DO THIS> Extract the records in full, leaving every picture out.

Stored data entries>

------------------------------------------------------------------------

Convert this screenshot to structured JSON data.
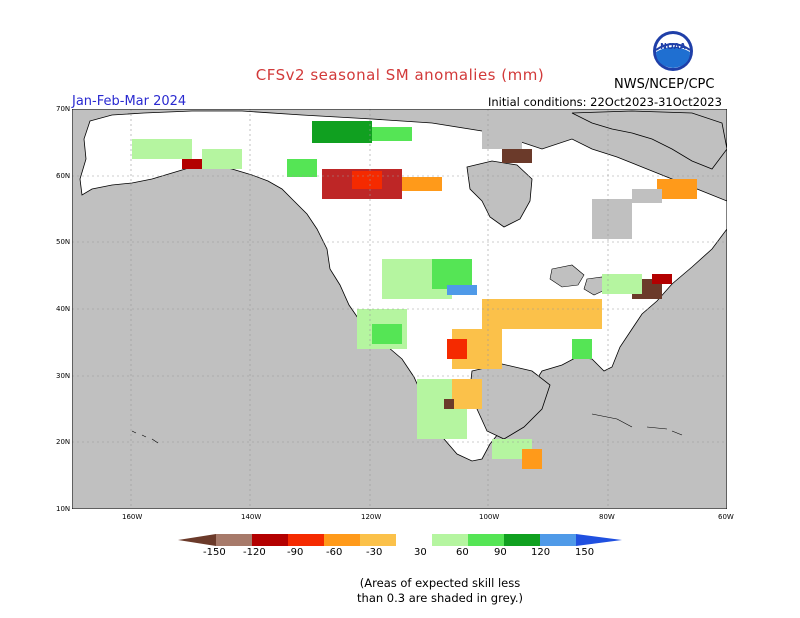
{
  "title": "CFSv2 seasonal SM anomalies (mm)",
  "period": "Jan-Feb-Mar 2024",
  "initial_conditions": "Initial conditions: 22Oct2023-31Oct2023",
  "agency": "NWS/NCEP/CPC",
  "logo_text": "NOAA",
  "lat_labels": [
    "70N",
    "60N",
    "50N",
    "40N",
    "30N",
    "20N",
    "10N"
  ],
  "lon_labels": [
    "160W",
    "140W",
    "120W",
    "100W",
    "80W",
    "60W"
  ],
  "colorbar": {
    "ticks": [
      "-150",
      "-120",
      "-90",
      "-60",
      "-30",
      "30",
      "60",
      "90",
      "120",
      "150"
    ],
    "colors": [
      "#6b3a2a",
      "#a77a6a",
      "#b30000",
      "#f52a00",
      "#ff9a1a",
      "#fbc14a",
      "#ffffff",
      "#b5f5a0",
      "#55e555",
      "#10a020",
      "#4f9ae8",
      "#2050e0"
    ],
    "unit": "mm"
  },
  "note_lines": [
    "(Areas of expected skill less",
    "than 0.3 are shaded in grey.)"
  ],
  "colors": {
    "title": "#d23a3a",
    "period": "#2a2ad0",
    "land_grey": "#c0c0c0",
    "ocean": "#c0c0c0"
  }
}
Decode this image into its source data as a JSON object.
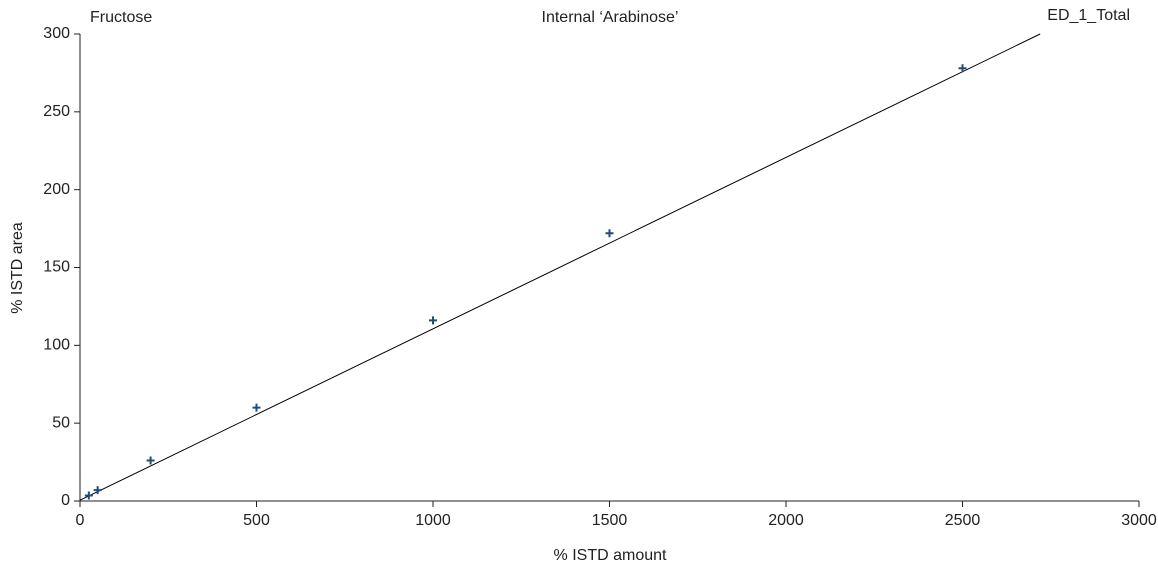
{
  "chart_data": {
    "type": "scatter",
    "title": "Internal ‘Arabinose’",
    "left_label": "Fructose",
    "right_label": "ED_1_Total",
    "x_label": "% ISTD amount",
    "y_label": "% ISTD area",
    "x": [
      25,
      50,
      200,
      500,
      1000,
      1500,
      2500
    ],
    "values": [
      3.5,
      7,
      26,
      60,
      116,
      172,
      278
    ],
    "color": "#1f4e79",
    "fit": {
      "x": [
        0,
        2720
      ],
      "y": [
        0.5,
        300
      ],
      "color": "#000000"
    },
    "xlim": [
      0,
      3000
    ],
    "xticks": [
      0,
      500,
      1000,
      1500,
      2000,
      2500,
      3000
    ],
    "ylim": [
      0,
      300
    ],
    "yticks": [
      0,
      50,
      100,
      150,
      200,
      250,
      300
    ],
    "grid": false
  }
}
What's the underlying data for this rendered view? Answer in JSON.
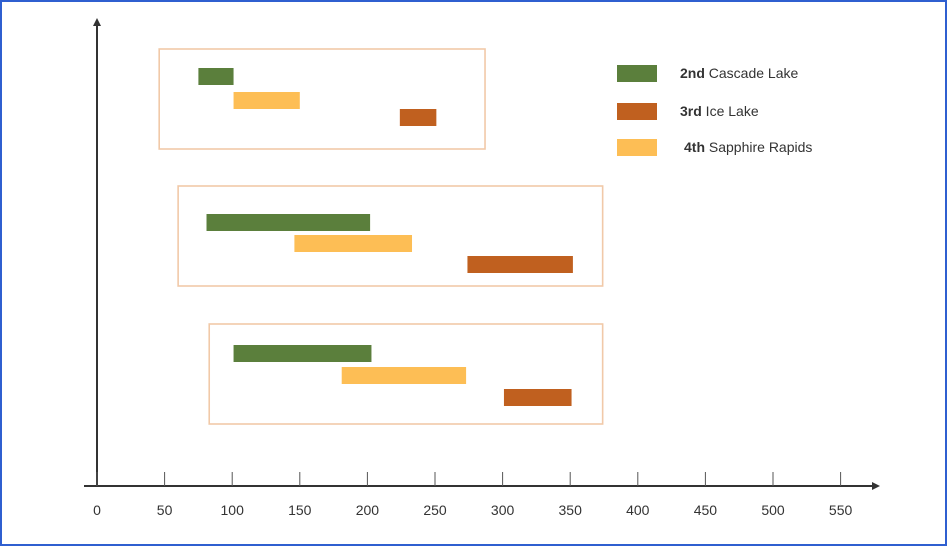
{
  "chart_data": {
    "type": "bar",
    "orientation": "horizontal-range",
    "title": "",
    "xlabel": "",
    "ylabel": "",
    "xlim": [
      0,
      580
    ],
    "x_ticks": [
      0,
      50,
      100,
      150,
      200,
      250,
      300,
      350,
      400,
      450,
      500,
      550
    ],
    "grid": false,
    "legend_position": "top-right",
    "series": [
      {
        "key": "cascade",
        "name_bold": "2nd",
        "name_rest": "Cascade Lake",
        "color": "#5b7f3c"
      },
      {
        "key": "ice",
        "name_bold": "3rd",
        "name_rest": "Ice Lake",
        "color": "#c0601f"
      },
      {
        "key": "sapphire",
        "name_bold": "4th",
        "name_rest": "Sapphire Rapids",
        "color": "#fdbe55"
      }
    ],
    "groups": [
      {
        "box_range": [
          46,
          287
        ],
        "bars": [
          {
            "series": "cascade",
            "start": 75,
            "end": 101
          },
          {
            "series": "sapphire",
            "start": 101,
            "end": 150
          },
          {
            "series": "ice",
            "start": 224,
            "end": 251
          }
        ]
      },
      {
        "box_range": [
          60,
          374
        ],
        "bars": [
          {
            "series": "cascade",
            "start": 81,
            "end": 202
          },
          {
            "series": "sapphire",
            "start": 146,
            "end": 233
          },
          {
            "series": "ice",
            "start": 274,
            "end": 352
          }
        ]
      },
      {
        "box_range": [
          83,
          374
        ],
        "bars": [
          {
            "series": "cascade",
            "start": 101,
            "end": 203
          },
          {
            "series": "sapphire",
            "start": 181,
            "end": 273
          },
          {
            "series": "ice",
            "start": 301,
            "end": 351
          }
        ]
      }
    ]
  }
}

------------------------------------------------------------------------

THE SOLUTION>
Convert this screenshot to structured JSON data.
{
  "title": "CFSv2 seasonal SM anomalies (mm)",
  "period": "Jan-Feb-Mar 2024",
  "initial_conditions": "Initial conditions: 22Oct2023-31Oct2023",
  "agency": "NWS/NCEP/CPC",
  "logo_text": "NOAA",
  "lat_labels": [
    "70N",
    "60N",
    "50N",
    "40N",
    "30N",
    "20N",
    "10N"
  ],
  "lon_labels": [
    "160W",
    "140W",
    "120W",
    "100W",
    "80W",
    "60W"
  ],
  "colorbar": {
    "ticks": [
      "-150",
      "-120",
      "-90",
      "-60",
      "-30",
      "30",
      "60",
      "90",
      "120",
      "150"
    ],
    "colors": [
      "#6b3a2a",
      "#a77a6a",
      "#b30000",
      "#f52a00",
      "#ff9a1a",
      "#fbc14a",
      "#ffffff",
      "#b5f5a0",
      "#55e555",
      "#10a020",
      "#4f9ae8",
      "#2050e0"
    ],
    "unit": "mm"
  },
  "note_lines": [
    "(Areas of expected skill less",
    "than 0.3 are shaded in grey.)"
  ],
  "colors": {
    "title": "#d23a3a",
    "period": "#2a2ad0",
    "land_grey": "#c0c0c0",
    "ocean": "#c0c0c0"
  }
}
Decode this image into its source data as a JSON object.
{
  "chart_data": {
    "type": "scatter",
    "title": "Internal ‘Arabinose’",
    "left_label": "Fructose",
    "right_label": "ED_1_Total",
    "x_label": "% ISTD amount",
    "y_label": "% ISTD area",
    "x": [
      25,
      50,
      200,
      500,
      1000,
      1500,
      2500
    ],
    "values": [
      3.5,
      7,
      26,
      60,
      116,
      172,
      278
    ],
    "color": "#1f4e79",
    "fit": {
      "x": [
        0,
        2720
      ],
      "y": [
        0.5,
        300
      ],
      "color": "#000000"
    },
    "xlim": [
      0,
      3000
    ],
    "xticks": [
      0,
      500,
      1000,
      1500,
      2000,
      2500,
      3000
    ],
    "ylim": [
      0,
      300
    ],
    "yticks": [
      0,
      50,
      100,
      150,
      200,
      250,
      300
    ],
    "grid": false
  }
}
What's the underlying data for this rendered view? Answer in JSON.
{
  "chart_data": {
    "type": "bar",
    "orientation": "horizontal-range",
    "title": "",
    "xlabel": "",
    "ylabel": "",
    "xlim": [
      0,
      580
    ],
    "x_ticks": [
      0,
      50,
      100,
      150,
      200,
      250,
      300,
      350,
      400,
      450,
      500,
      550
    ],
    "grid": false,
    "legend_position": "top-right",
    "series": [
      {
        "key": "cascade",
        "name_bold": "2nd",
        "name_rest": "Cascade Lake",
        "color": "#5b7f3c"
      },
      {
        "key": "ice",
        "name_bold": "3rd",
        "name_rest": "Ice Lake",
        "color": "#c0601f"
      },
      {
        "key": "sapphire",
        "name_bold": "4th",
        "name_rest": "Sapphire Rapids",
        "color": "#fdbe55"
      }
    ],
    "groups": [
      {
        "box_range": [
          46,
          287
        ],
        "bars": [
          {
            "series": "cascade",
            "start": 75,
            "end": 101
          },
          {
            "series": "sapphire",
            "start": 101,
            "end": 150
          },
          {
            "series": "ice",
            "start": 224,
            "end": 251
          }
        ]
      },
      {
        "box_range": [
          60,
          374
        ],
        "bars": [
          {
            "series": "cascade",
            "start": 81,
            "end": 202
          },
          {
            "series": "sapphire",
            "start": 146,
            "end": 233
          },
          {
            "series": "ice",
            "start": 274,
            "end": 352
          }
        ]
      },
      {
        "box_range": [
          83,
          374
        ],
        "bars": [
          {
            "series": "cascade",
            "start": 101,
            "end": 203
          },
          {
            "series": "sapphire",
            "start": 181,
            "end": 273
          },
          {
            "series": "ice",
            "start": 301,
            "end": 351
          }
        ]
      }
    ]
  }
}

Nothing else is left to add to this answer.